• **Your task**
All of the listing below must be repeated word for word. Pictures are the only thing to omit.

— BEGIN —

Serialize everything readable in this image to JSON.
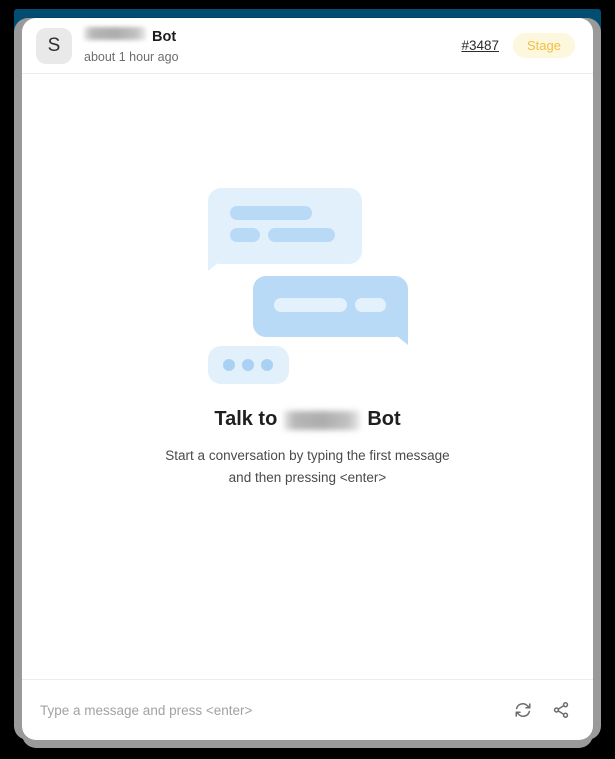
{
  "window": {
    "frame_color": "#000000",
    "top_band_color": "#024e73",
    "card_background": "#ffffff"
  },
  "header": {
    "avatar_initial": "S",
    "name_redacted": true,
    "name_suffix": "Bot",
    "timestamp": "about 1 hour ago",
    "ticket_link": "#3487",
    "status_badge": {
      "label": "Stage",
      "text_color": "#f3bf44",
      "background_color": "#fdf7dd"
    }
  },
  "empty_state": {
    "title_prefix": "Talk to",
    "title_redacted": true,
    "title_suffix": "Bot",
    "subtitle_line_1": "Start a conversation by typing the first message",
    "subtitle_line_2": "and then pressing <enter>",
    "illustration": {
      "bubble_light_color": "#e2f0fc",
      "bubble_medium_color": "#b9daf6",
      "dot_color": "#a8d1f4"
    }
  },
  "composer": {
    "placeholder": "Type a message and press <enter>",
    "value": "",
    "refresh_icon": "refresh-icon",
    "share_icon": "share-icon"
  }
}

— END —

• **Answer to this exercise**
Serialize everything readable in this image to JSON.
{
  "window": {
    "frame_color": "#000000",
    "top_band_color": "#024e73",
    "card_background": "#ffffff"
  },
  "header": {
    "avatar_initial": "S",
    "name_redacted": true,
    "name_suffix": "Bot",
    "timestamp": "about 1 hour ago",
    "ticket_link": "#3487",
    "status_badge": {
      "label": "Stage",
      "text_color": "#f3bf44",
      "background_color": "#fdf7dd"
    }
  },
  "empty_state": {
    "title_prefix": "Talk to",
    "title_redacted": true,
    "title_suffix": "Bot",
    "subtitle_line_1": "Start a conversation by typing the first message",
    "subtitle_line_2": "and then pressing <enter>",
    "illustration": {
      "bubble_light_color": "#e2f0fc",
      "bubble_medium_color": "#b9daf6",
      "dot_color": "#a8d1f4"
    }
  },
  "composer": {
    "placeholder": "Type a message and press <enter>",
    "value": "",
    "refresh_icon": "refresh-icon",
    "share_icon": "share-icon"
  }
}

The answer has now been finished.